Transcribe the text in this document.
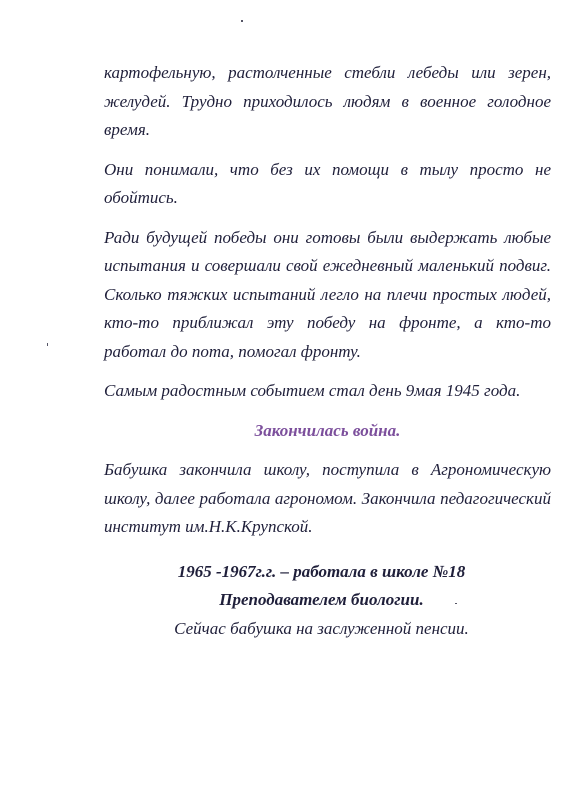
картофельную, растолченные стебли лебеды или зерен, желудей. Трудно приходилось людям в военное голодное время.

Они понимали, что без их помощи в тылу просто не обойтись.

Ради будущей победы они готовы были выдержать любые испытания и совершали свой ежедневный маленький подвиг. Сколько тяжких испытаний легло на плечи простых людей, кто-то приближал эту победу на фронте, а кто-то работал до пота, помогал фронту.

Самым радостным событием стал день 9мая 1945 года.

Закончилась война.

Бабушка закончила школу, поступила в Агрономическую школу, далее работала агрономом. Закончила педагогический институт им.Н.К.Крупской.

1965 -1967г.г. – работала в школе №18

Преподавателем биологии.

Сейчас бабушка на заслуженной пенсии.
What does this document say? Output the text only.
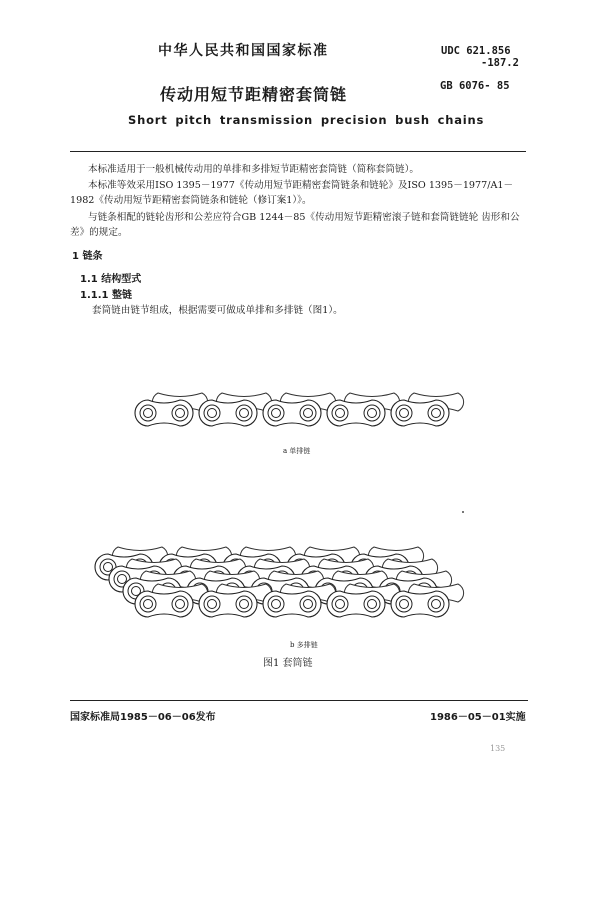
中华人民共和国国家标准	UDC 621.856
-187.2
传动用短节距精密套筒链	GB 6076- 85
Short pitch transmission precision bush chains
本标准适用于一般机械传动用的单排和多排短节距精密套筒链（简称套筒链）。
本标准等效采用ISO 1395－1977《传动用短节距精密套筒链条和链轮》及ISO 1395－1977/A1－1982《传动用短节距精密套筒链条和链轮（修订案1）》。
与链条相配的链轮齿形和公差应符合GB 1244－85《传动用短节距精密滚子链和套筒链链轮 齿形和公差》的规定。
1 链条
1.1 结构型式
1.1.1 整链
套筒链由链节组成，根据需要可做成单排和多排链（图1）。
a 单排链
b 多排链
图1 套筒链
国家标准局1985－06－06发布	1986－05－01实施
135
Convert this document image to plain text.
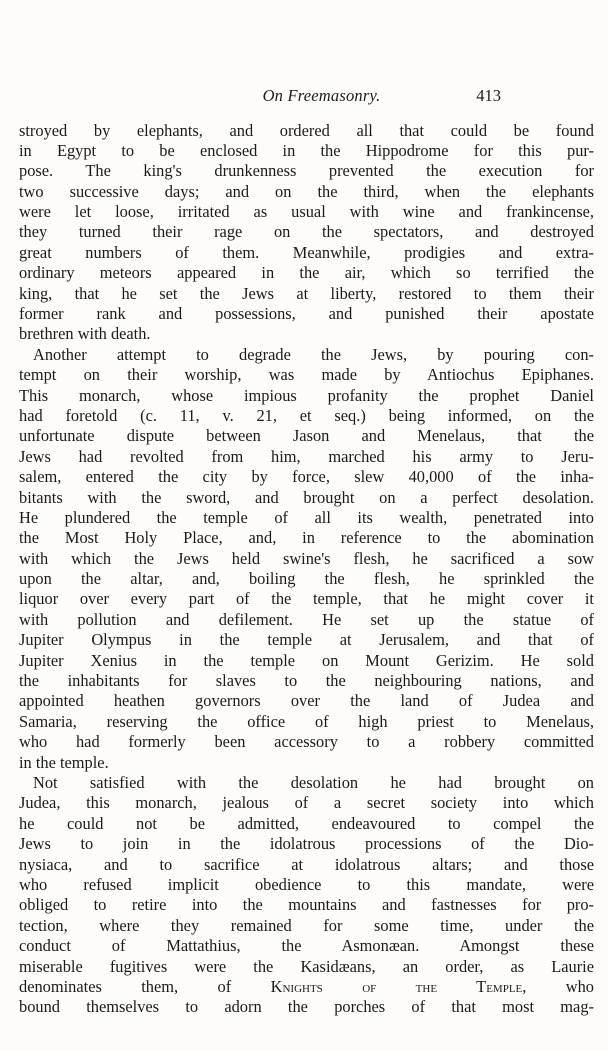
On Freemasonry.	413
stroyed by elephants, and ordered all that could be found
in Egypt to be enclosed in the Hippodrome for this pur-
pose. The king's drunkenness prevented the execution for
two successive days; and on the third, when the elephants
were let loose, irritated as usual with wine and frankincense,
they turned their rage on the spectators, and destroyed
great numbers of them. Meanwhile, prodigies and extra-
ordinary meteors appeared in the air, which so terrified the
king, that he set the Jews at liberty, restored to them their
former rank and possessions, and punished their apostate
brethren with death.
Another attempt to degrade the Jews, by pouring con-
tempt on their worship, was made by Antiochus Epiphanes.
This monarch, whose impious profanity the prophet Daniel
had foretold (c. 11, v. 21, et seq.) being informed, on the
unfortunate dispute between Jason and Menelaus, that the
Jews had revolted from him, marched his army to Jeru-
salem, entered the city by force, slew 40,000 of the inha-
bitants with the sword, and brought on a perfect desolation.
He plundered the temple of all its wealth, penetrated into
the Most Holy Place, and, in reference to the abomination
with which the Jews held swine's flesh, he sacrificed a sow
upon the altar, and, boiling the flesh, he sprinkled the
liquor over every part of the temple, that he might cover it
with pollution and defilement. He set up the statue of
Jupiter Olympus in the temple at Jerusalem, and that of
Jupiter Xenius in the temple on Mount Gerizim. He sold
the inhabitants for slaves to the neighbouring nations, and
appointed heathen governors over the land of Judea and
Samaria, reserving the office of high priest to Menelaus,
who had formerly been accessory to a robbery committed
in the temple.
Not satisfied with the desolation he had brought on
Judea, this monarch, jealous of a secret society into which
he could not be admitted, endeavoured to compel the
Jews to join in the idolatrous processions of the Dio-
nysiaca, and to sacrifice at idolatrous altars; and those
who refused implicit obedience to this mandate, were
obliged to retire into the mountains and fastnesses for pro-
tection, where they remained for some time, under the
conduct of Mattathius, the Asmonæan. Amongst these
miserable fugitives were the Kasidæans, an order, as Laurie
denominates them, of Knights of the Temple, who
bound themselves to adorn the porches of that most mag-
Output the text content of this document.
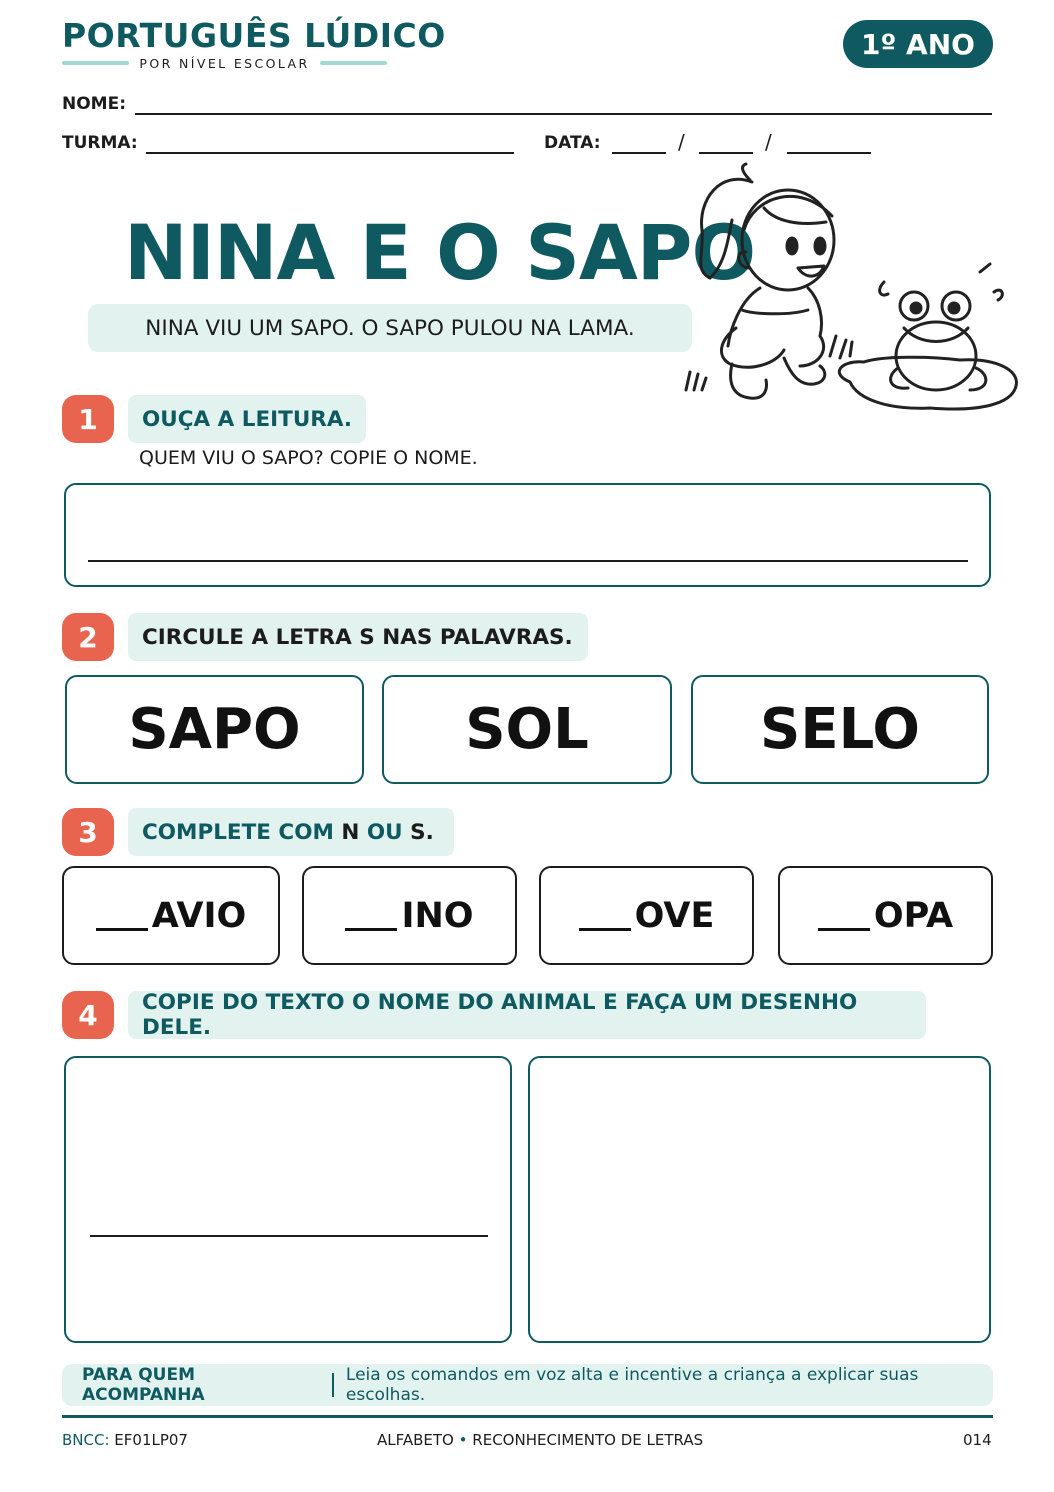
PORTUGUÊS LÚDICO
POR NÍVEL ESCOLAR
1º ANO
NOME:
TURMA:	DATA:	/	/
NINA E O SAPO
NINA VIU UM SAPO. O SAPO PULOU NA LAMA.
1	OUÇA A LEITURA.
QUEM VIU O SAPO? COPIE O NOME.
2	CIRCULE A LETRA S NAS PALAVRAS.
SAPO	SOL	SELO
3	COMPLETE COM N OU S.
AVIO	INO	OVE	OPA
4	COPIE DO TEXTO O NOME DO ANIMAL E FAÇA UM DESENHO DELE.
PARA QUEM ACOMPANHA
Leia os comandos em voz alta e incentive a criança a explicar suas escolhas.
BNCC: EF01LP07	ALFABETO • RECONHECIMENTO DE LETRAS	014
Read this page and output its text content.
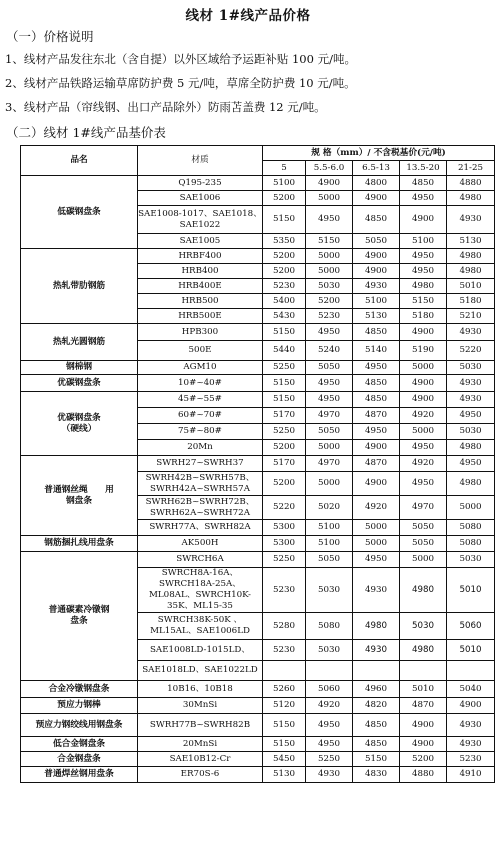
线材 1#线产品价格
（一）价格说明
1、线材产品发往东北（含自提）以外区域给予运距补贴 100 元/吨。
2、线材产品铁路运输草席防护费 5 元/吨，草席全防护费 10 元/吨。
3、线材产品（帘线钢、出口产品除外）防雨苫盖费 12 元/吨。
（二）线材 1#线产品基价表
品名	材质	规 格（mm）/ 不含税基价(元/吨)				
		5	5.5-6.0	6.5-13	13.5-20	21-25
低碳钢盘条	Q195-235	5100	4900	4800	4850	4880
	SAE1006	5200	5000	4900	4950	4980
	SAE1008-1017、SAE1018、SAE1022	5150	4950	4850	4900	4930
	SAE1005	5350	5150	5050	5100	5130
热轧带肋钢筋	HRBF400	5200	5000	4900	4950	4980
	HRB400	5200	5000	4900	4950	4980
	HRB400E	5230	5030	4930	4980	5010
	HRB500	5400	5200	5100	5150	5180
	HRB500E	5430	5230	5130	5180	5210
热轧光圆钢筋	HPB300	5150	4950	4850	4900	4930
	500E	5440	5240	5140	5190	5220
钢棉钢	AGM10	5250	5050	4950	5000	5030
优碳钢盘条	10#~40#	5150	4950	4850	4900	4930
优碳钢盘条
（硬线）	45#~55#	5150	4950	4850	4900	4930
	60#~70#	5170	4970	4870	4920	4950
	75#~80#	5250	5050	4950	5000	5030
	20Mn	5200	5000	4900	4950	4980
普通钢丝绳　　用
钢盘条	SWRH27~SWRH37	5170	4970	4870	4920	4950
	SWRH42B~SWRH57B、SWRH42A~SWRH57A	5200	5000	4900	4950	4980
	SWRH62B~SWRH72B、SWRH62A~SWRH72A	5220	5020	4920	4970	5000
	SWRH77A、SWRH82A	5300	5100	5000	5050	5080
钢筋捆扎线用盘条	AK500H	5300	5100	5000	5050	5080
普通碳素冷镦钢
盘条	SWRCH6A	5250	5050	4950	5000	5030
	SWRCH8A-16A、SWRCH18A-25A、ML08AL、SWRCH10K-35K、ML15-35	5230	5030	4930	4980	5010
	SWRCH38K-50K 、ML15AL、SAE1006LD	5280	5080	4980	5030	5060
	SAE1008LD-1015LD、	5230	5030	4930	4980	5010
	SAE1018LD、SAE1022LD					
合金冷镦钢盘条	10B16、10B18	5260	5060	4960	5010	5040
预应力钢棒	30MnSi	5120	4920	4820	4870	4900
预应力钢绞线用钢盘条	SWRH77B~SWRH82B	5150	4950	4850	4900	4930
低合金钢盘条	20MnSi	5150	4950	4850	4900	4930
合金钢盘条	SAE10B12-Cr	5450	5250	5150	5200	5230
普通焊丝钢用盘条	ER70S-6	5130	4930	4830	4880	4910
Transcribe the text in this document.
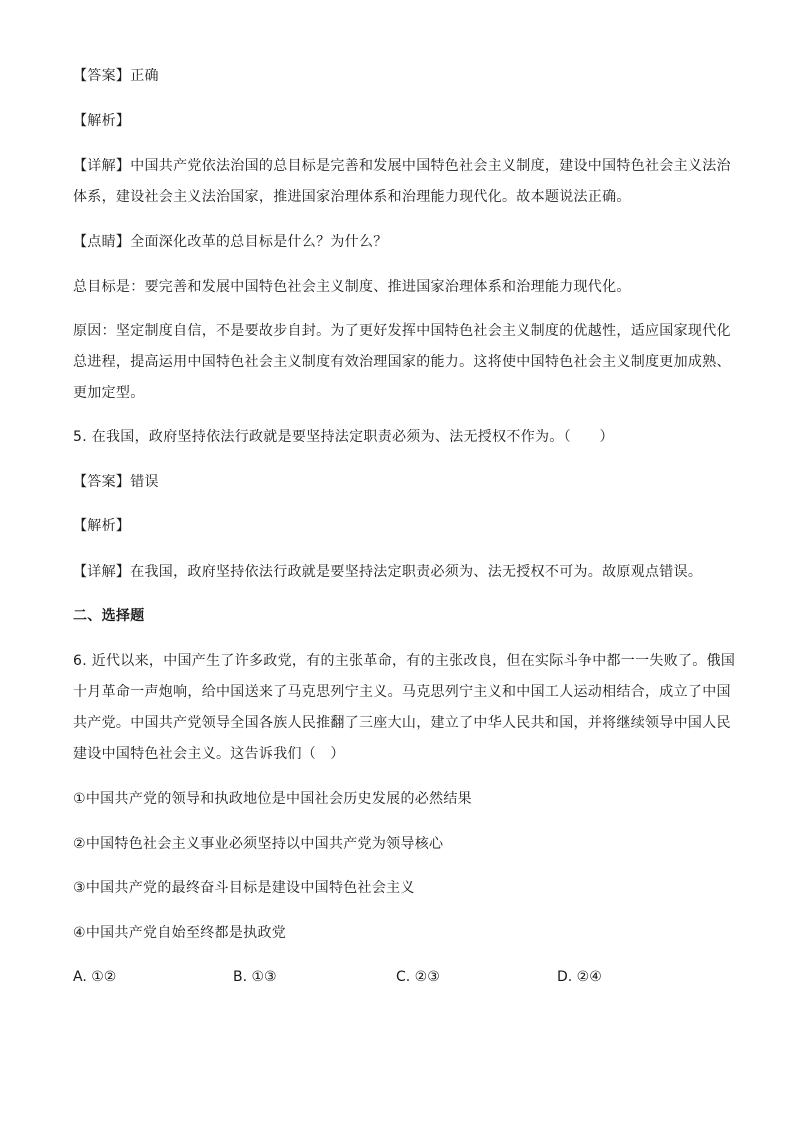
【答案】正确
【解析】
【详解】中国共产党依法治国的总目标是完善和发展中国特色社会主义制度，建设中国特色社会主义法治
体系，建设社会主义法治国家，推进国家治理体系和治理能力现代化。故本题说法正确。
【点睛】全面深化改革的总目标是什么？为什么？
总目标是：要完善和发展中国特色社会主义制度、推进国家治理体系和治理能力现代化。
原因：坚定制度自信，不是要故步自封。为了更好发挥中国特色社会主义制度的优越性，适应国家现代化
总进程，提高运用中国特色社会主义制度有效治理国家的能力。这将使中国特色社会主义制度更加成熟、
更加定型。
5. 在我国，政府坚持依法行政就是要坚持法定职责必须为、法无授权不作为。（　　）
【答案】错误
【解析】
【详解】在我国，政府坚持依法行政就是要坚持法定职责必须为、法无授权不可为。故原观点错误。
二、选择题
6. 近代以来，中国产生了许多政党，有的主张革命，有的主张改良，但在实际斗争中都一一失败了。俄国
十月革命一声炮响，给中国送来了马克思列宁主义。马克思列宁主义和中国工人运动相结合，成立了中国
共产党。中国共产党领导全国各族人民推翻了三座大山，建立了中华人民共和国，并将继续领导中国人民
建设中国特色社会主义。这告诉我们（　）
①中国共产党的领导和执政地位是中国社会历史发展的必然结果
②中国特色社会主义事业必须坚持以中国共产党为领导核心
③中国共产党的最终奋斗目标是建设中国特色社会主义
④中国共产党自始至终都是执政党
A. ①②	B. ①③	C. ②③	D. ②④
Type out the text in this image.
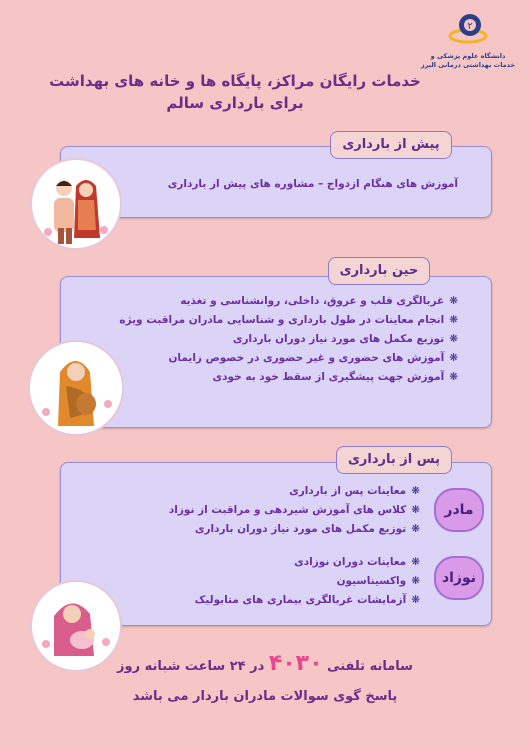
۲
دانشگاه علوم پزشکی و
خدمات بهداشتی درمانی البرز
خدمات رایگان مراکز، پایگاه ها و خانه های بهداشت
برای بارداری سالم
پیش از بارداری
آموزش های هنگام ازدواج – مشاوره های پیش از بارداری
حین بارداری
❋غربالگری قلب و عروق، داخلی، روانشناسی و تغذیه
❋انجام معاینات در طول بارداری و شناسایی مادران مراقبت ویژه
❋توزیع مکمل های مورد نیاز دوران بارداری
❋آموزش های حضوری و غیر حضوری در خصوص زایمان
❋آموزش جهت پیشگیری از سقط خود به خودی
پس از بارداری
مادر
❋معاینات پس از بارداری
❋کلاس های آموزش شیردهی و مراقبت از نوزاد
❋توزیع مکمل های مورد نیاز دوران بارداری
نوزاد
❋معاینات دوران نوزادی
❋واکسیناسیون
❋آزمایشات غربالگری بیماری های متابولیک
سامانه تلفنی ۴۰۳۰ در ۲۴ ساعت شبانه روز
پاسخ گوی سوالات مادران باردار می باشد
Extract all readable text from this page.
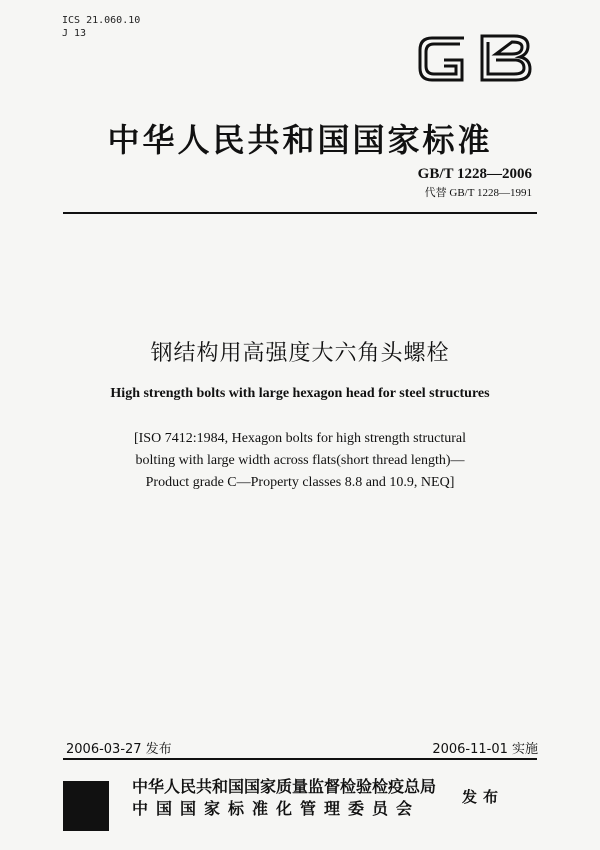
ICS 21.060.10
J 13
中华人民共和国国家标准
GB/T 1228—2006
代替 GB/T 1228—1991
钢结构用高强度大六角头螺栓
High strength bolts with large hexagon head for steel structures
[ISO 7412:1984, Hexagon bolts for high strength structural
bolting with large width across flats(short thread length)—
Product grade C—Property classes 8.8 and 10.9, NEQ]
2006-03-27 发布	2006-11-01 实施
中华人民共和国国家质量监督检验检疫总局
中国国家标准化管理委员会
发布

--- PROBLEM TO WORK ON ---
From the listing, tally every line with the word "document" in it and give only the tally.

--- CORRECT OUTPUT ---
5